* EXERCISE DIRECTIONS
Which lines in the records below contain the string "with"? Show every such line in full, and treat uppercase and lowercase as different.
___ RECORDS FOR THE EXERCISE ___
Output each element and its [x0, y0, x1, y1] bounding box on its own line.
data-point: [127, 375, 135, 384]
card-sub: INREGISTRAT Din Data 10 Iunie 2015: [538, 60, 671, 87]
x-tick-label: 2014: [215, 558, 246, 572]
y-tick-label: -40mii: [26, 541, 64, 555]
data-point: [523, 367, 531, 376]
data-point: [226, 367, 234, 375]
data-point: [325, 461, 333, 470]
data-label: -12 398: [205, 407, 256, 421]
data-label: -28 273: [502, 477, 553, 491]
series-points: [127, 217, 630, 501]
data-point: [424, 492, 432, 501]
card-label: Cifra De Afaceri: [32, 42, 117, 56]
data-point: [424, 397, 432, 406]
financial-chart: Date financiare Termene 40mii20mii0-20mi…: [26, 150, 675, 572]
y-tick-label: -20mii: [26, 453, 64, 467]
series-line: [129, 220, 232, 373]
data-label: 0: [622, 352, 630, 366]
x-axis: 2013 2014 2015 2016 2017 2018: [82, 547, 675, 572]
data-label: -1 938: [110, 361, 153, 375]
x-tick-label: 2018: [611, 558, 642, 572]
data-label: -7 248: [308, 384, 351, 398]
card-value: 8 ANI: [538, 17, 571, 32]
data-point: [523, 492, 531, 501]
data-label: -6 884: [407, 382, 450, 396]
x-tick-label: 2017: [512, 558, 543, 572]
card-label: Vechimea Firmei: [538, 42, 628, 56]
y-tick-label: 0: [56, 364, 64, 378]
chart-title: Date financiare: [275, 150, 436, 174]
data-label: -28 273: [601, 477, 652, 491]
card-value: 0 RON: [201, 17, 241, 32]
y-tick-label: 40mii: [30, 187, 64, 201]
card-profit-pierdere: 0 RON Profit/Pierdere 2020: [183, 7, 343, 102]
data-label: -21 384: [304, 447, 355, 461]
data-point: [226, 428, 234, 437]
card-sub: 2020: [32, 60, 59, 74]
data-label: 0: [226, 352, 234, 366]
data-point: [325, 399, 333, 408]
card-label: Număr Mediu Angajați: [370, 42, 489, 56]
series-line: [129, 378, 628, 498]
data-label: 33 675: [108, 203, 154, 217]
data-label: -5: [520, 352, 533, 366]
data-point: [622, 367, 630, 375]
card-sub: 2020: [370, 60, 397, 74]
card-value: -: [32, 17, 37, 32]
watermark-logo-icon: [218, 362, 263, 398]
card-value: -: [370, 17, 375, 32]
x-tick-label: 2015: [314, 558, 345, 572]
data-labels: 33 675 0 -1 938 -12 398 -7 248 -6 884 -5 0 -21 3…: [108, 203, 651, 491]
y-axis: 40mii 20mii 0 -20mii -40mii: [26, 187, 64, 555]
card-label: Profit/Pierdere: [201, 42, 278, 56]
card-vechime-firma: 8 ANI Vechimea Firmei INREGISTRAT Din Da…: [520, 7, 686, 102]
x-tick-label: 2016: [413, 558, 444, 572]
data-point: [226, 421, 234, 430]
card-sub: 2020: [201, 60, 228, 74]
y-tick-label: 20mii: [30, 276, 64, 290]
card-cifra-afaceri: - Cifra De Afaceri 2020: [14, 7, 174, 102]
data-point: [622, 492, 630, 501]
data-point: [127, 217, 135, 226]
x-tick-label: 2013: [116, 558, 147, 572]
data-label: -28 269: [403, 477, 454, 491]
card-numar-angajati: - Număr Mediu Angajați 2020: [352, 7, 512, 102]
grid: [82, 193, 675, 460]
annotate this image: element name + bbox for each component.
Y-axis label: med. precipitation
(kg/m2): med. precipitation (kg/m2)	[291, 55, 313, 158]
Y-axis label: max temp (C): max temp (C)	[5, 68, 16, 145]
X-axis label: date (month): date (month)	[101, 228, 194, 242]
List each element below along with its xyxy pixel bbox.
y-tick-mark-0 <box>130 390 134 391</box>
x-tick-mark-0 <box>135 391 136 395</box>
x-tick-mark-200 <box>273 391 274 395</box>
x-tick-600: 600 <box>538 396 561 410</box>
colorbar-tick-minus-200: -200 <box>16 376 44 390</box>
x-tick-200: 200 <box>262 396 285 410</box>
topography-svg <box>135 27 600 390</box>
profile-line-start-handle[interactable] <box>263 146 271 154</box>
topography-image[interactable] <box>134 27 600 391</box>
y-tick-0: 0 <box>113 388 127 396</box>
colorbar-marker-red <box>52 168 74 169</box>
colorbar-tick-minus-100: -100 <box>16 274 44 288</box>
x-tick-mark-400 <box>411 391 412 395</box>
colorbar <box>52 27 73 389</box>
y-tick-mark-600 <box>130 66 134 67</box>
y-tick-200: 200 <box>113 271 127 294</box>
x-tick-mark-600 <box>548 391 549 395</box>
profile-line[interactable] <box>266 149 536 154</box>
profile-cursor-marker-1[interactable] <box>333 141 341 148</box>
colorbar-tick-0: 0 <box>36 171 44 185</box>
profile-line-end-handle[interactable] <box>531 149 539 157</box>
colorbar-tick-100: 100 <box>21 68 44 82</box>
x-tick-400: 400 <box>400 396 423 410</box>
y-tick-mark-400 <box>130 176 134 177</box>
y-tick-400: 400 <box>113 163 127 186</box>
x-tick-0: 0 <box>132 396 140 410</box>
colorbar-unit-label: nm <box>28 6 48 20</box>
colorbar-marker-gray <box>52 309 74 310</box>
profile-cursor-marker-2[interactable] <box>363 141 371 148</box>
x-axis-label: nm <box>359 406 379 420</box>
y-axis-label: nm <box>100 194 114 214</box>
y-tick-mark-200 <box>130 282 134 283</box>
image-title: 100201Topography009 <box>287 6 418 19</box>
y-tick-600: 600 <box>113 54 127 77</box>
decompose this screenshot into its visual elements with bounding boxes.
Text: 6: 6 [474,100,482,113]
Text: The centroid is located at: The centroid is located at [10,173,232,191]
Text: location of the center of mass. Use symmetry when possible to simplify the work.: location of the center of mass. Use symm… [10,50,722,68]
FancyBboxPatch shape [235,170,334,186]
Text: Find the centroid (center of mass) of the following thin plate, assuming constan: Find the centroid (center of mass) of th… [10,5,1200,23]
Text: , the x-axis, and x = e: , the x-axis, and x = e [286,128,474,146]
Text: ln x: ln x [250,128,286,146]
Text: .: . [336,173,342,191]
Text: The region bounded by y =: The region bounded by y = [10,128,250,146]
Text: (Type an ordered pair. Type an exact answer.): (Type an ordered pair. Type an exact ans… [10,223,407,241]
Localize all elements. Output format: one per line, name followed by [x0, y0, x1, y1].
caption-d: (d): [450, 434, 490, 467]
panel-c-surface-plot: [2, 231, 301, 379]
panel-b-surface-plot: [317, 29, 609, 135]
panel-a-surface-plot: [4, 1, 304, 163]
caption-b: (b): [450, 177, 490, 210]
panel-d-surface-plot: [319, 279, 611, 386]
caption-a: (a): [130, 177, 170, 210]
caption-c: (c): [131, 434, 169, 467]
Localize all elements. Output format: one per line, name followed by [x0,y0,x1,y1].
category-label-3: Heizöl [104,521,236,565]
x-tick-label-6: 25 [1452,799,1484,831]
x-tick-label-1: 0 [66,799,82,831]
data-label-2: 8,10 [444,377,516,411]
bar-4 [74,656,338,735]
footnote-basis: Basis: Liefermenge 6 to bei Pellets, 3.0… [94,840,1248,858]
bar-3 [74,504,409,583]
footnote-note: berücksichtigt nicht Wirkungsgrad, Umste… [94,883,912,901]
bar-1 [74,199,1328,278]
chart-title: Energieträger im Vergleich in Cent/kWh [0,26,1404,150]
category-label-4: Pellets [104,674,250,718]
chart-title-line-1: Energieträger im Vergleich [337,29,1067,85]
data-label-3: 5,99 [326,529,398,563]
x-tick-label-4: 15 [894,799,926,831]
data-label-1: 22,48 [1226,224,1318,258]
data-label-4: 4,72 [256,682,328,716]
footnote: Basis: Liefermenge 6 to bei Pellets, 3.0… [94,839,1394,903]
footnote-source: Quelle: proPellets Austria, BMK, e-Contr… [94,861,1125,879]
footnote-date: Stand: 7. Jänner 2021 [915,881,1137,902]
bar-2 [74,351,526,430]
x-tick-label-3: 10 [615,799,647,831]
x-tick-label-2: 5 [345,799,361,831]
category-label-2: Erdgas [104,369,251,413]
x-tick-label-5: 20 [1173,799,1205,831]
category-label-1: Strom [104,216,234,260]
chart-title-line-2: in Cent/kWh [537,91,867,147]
___
* FINISHED EXERCISE
List each element below along with its xyxy pixel bbox.
decompose this screenshot into its visual elements with bounding boxes.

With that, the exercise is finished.